TO DO — Each record that follows should be repeated exactly, minus any images.

DATA RECORDS —
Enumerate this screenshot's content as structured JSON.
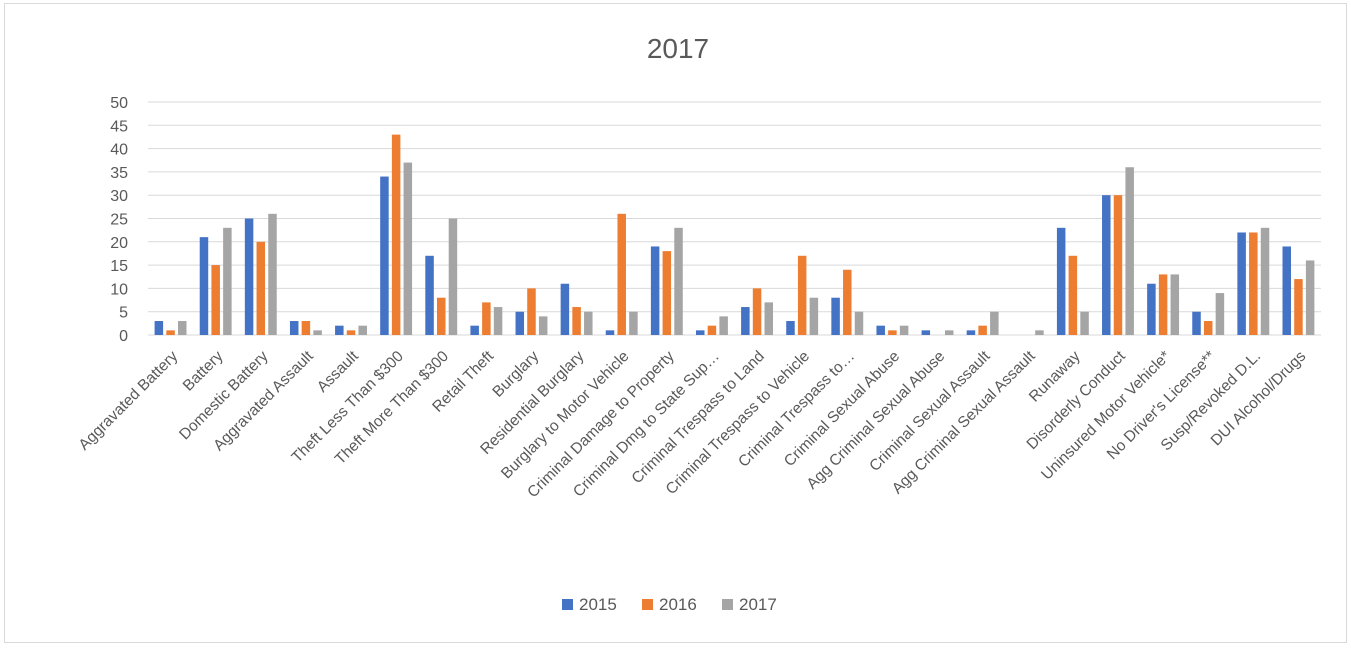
{
  "chart_data": {
    "type": "bar",
    "title": "2017",
    "xlabel": "",
    "ylabel": "",
    "ylim": [
      0,
      50
    ],
    "yticks": [
      "0",
      "5",
      "10",
      "15",
      "20",
      "25",
      "30",
      "35",
      "40",
      "45",
      "50"
    ],
    "grid": true,
    "legend_position": "bottom",
    "categories": [
      "Aggravated Battery",
      "Battery",
      "Domestic Battery",
      "Aggravated Assault",
      "Assault",
      "Theft Less Than $300",
      "Theft More Than $300",
      "Retail Theft",
      "Burglary",
      "Residential Burglary",
      "Burglary to Motor Vehicle",
      "Criminal Damage to Property",
      "Criminal Dmg to State Sup…",
      "Criminal Trespass to Land",
      "Criminal Trespass to Vehicle",
      "Criminal Trespass to…",
      "Criminal Sexual Abuse",
      "Agg Criminal Sexual Abuse",
      "Criminal Sexual Assault",
      "Agg Criminal Sexual Assault",
      "Runaway",
      "Disorderly Conduct",
      "Uninsured Motor Vehicle*",
      "No Driver's License**",
      "Susp/Revoked D.L.",
      "DUI Alcohol/Drugs"
    ],
    "series": [
      {
        "name": "2015",
        "color": "#4472c4",
        "values": [
          3,
          21,
          25,
          3,
          2,
          34,
          17,
          2,
          5,
          11,
          1,
          19,
          1,
          6,
          3,
          8,
          2,
          1,
          1,
          0,
          23,
          30,
          11,
          5,
          22,
          19
        ]
      },
      {
        "name": "2016",
        "color": "#ed7d31",
        "values": [
          1,
          15,
          20,
          3,
          1,
          43,
          8,
          7,
          10,
          6,
          26,
          18,
          2,
          10,
          17,
          14,
          1,
          0,
          2,
          0,
          17,
          30,
          13,
          3,
          22,
          12
        ]
      },
      {
        "name": "2017",
        "color": "#a5a5a5",
        "values": [
          3,
          23,
          26,
          1,
          2,
          37,
          25,
          6,
          4,
          5,
          5,
          23,
          4,
          7,
          8,
          5,
          2,
          1,
          5,
          1,
          5,
          36,
          13,
          9,
          23,
          16
        ]
      }
    ]
  }
}
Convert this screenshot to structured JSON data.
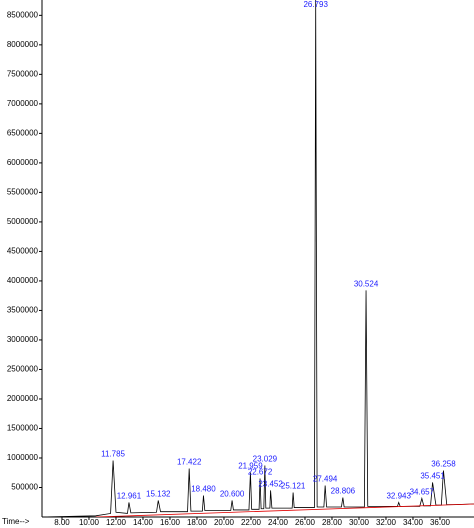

TASK OUTPUT —
Enumerate this screenshot's content as structured JSON.
{
  "chart_data": {
    "type": "bar",
    "title": "2017",
    "xlabel": "",
    "ylabel": "",
    "ylim": [
      0,
      50
    ],
    "yticks": [
      "0",
      "5",
      "10",
      "15",
      "20",
      "25",
      "30",
      "35",
      "40",
      "45",
      "50"
    ],
    "grid": true,
    "legend_position": "bottom",
    "categories": [
      "Aggravated Battery",
      "Battery",
      "Domestic Battery",
      "Aggravated Assault",
      "Assault",
      "Theft Less Than $300",
      "Theft More Than $300",
      "Retail Theft",
      "Burglary",
      "Residential Burglary",
      "Burglary to Motor Vehicle",
      "Criminal Damage to Property",
      "Criminal Dmg to State Sup…",
      "Criminal Trespass to Land",
      "Criminal Trespass to Vehicle",
      "Criminal Trespass to…",
      "Criminal Sexual Abuse",
      "Agg Criminal Sexual Abuse",
      "Criminal Sexual Assault",
      "Agg Criminal Sexual Assault",
      "Runaway",
      "Disorderly Conduct",
      "Uninsured Motor Vehicle*",
      "No Driver's License**",
      "Susp/Revoked D.L.",
      "DUI Alcohol/Drugs"
    ],
    "series": [
      {
        "name": "2015",
        "color": "#4472c4",
        "values": [
          3,
          21,
          25,
          3,
          2,
          34,
          17,
          2,
          5,
          11,
          1,
          19,
          1,
          6,
          3,
          8,
          2,
          1,
          1,
          0,
          23,
          30,
          11,
          5,
          22,
          19
        ]
      },
      {
        "name": "2016",
        "color": "#ed7d31",
        "values": [
          1,
          15,
          20,
          3,
          1,
          43,
          8,
          7,
          10,
          6,
          26,
          18,
          2,
          10,
          17,
          14,
          1,
          0,
          2,
          0,
          17,
          30,
          13,
          3,
          22,
          12
        ]
      },
      {
        "name": "2017",
        "color": "#a5a5a5",
        "values": [
          3,
          23,
          26,
          1,
          2,
          37,
          25,
          6,
          4,
          5,
          5,
          23,
          4,
          7,
          8,
          5,
          2,
          1,
          5,
          1,
          5,
          36,
          13,
          9,
          23,
          16
        ]
      }
    ]
  }
}
Convert this screenshot to structured JSON data.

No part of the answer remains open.